## DATASET ROWS

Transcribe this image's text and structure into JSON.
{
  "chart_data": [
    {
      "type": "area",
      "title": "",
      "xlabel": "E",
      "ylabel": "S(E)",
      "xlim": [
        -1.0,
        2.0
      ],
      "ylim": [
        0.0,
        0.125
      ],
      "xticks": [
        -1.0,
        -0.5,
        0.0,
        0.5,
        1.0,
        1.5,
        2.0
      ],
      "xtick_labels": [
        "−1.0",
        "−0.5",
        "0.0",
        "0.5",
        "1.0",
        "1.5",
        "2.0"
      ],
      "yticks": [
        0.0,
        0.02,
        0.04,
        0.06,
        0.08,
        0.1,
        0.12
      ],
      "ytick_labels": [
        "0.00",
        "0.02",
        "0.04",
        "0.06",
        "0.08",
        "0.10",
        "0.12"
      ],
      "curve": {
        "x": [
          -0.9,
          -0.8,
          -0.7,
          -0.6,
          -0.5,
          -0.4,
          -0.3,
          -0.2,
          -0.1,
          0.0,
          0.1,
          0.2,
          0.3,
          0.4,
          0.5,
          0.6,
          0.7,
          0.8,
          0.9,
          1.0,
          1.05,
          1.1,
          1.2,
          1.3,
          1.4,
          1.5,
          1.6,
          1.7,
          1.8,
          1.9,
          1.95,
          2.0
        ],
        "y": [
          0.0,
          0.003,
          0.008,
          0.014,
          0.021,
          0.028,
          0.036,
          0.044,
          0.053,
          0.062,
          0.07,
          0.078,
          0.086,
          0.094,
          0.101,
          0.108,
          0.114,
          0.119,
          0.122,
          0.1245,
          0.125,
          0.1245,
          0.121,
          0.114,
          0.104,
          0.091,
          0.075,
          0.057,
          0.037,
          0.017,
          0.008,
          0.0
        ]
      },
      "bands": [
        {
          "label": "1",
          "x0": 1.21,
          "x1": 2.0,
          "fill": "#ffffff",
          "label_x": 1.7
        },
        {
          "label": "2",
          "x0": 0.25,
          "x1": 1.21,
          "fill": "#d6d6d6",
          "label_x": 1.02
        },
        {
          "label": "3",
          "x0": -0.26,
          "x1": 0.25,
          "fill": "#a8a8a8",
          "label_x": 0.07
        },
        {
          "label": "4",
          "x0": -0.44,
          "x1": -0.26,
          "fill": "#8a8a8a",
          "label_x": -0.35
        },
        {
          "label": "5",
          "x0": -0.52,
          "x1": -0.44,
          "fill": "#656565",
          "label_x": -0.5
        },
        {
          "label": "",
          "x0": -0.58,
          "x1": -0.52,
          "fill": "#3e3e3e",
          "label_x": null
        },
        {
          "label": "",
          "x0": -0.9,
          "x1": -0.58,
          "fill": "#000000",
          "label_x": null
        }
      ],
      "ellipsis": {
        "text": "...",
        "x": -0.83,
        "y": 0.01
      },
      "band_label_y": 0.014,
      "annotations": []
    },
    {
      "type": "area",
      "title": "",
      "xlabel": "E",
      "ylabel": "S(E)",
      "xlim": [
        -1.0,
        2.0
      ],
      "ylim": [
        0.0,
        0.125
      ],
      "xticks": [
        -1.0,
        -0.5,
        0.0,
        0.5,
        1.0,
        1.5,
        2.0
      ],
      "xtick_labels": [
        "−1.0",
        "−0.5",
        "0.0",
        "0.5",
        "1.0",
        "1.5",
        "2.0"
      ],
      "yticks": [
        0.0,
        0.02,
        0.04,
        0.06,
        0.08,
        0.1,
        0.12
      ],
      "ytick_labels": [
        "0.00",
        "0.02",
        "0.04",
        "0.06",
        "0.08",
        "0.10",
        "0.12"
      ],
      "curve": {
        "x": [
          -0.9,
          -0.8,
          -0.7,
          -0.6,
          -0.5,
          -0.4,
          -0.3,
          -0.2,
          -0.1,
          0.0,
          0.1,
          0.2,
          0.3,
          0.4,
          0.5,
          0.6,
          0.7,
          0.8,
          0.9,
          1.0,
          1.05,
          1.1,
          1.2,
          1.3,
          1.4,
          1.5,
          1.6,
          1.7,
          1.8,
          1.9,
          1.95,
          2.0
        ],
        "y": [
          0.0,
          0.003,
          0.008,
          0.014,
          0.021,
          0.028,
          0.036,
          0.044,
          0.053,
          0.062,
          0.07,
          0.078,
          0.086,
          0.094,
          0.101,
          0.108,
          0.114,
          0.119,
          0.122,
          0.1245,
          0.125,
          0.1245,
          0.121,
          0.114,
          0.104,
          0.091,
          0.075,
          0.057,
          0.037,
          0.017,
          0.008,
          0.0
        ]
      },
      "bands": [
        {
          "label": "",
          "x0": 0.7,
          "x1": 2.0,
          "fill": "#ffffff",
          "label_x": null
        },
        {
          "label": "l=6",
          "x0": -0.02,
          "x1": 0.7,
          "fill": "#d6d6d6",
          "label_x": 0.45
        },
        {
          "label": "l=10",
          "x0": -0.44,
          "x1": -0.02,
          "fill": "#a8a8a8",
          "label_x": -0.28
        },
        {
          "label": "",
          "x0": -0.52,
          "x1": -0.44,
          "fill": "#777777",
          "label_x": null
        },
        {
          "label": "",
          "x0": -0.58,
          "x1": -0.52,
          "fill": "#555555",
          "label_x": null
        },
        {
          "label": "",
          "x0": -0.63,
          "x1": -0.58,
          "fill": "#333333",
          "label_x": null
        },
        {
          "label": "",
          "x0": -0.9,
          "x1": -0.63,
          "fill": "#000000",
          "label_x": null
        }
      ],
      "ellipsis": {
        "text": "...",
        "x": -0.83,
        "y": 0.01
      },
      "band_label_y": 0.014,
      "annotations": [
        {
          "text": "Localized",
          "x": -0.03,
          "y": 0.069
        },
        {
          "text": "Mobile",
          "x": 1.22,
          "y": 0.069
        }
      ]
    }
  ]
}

## WHAT IS ASKED
Each record above should be returned exactly as it appears.

## THE RESULT
Transcribe this image's text and structure into JSON.
{
  "chart_data": [
    {
      "type": "area",
      "title": "",
      "xlabel": "E",
      "ylabel": "S(E)",
      "xlim": [
        -1.0,
        2.0
      ],
      "ylim": [
        0.0,
        0.125
      ],
      "xticks": [
        -1.0,
        -0.5,
        0.0,
        0.5,
        1.0,
        1.5,
        2.0
      ],
      "xtick_labels": [
        "−1.0",
        "−0.5",
        "0.0",
        "0.5",
        "1.0",
        "1.5",
        "2.0"
      ],
      "yticks": [
        0.0,
        0.02,
        0.04,
        0.06,
        0.08,
        0.1,
        0.12
      ],
      "ytick_labels": [
        "0.00",
        "0.02",
        "0.04",
        "0.06",
        "0.08",
        "0.10",
        "0.12"
      ],
      "curve": {
        "x": [
          -0.9,
          -0.8,
          -0.7,
          -0.6,
          -0.5,
          -0.4,
          -0.3,
          -0.2,
          -0.1,
          0.0,
          0.1,
          0.2,
          0.3,
          0.4,
          0.5,
          0.6,
          0.7,
          0.8,
          0.9,
          1.0,
          1.05,
          1.1,
          1.2,
          1.3,
          1.4,
          1.5,
          1.6,
          1.7,
          1.8,
          1.9,
          1.95,
          2.0
        ],
        "y": [
          0.0,
          0.003,
          0.008,
          0.014,
          0.021,
          0.028,
          0.036,
          0.044,
          0.053,
          0.062,
          0.07,
          0.078,
          0.086,
          0.094,
          0.101,
          0.108,
          0.114,
          0.119,
          0.122,
          0.1245,
          0.125,
          0.1245,
          0.121,
          0.114,
          0.104,
          0.091,
          0.075,
          0.057,
          0.037,
          0.017,
          0.008,
          0.0
        ]
      },
      "bands": [
        {
          "label": "1",
          "x0": 1.21,
          "x1": 2.0,
          "fill": "#ffffff",
          "label_x": 1.7
        },
        {
          "label": "2",
          "x0": 0.25,
          "x1": 1.21,
          "fill": "#d6d6d6",
          "label_x": 1.02
        },
        {
          "label": "3",
          "x0": -0.26,
          "x1": 0.25,
          "fill": "#a8a8a8",
          "label_x": 0.07
        },
        {
          "label": "4",
          "x0": -0.44,
          "x1": -0.26,
          "fill": "#8a8a8a",
          "label_x": -0.35
        },
        {
          "label": "5",
          "x0": -0.52,
          "x1": -0.44,
          "fill": "#656565",
          "label_x": -0.5
        },
        {
          "label": "",
          "x0": -0.58,
          "x1": -0.52,
          "fill": "#3e3e3e",
          "label_x": null
        },
        {
          "label": "",
          "x0": -0.9,
          "x1": -0.58,
          "fill": "#000000",
          "label_x": null
        }
      ],
      "ellipsis": {
        "text": "...",
        "x": -0.83,
        "y": 0.01
      },
      "band_label_y": 0.014,
      "annotations": []
    },
    {
      "type": "area",
      "title": "",
      "xlabel": "E",
      "ylabel": "S(E)",
      "xlim": [
        -1.0,
        2.0
      ],
      "ylim": [
        0.0,
        0.125
      ],
      "xticks": [
        -1.0,
        -0.5,
        0.0,
        0.5,
        1.0,
        1.5,
        2.0
      ],
      "xtick_labels": [
        "−1.0",
        "−0.5",
        "0.0",
        "0.5",
        "1.0",
        "1.5",
        "2.0"
      ],
      "yticks": [
        0.0,
        0.02,
        0.04,
        0.06,
        0.08,
        0.1,
        0.12
      ],
      "ytick_labels": [
        "0.00",
        "0.02",
        "0.04",
        "0.06",
        "0.08",
        "0.10",
        "0.12"
      ],
      "curve": {
        "x": [
          -0.9,
          -0.8,
          -0.7,
          -0.6,
          -0.5,
          -0.4,
          -0.3,
          -0.2,
          -0.1,
          0.0,
          0.1,
          0.2,
          0.3,
          0.4,
          0.5,
          0.6,
          0.7,
          0.8,
          0.9,
          1.0,
          1.05,
          1.1,
          1.2,
          1.3,
          1.4,
          1.5,
          1.6,
          1.7,
          1.8,
          1.9,
          1.95,
          2.0
        ],
        "y": [
          0.0,
          0.003,
          0.008,
          0.014,
          0.021,
          0.028,
          0.036,
          0.044,
          0.053,
          0.062,
          0.07,
          0.078,
          0.086,
          0.094,
          0.101,
          0.108,
          0.114,
          0.119,
          0.122,
          0.1245,
          0.125,
          0.1245,
          0.121,
          0.114,
          0.104,
          0.091,
          0.075,
          0.057,
          0.037,
          0.017,
          0.008,
          0.0
        ]
      },
      "bands": [
        {
          "label": "",
          "x0": 0.7,
          "x1": 2.0,
          "fill": "#ffffff",
          "label_x": null
        },
        {
          "label": "l=6",
          "x0": -0.02,
          "x1": 0.7,
          "fill": "#d6d6d6",
          "label_x": 0.45
        },
        {
          "label": "l=10",
          "x0": -0.44,
          "x1": -0.02,
          "fill": "#a8a8a8",
          "label_x": -0.28
        },
        {
          "label": "",
          "x0": -0.52,
          "x1": -0.44,
          "fill": "#777777",
          "label_x": null
        },
        {
          "label": "",
          "x0": -0.58,
          "x1": -0.52,
          "fill": "#555555",
          "label_x": null
        },
        {
          "label": "",
          "x0": -0.63,
          "x1": -0.58,
          "fill": "#333333",
          "label_x": null
        },
        {
          "label": "",
          "x0": -0.9,
          "x1": -0.63,
          "fill": "#000000",
          "label_x": null
        }
      ],
      "ellipsis": {
        "text": "...",
        "x": -0.83,
        "y": 0.01
      },
      "band_label_y": 0.014,
      "annotations": [
        {
          "text": "Localized",
          "x": -0.03,
          "y": 0.069
        },
        {
          "text": "Mobile",
          "x": 1.22,
          "y": 0.069
        }
      ]
    }
  ]
}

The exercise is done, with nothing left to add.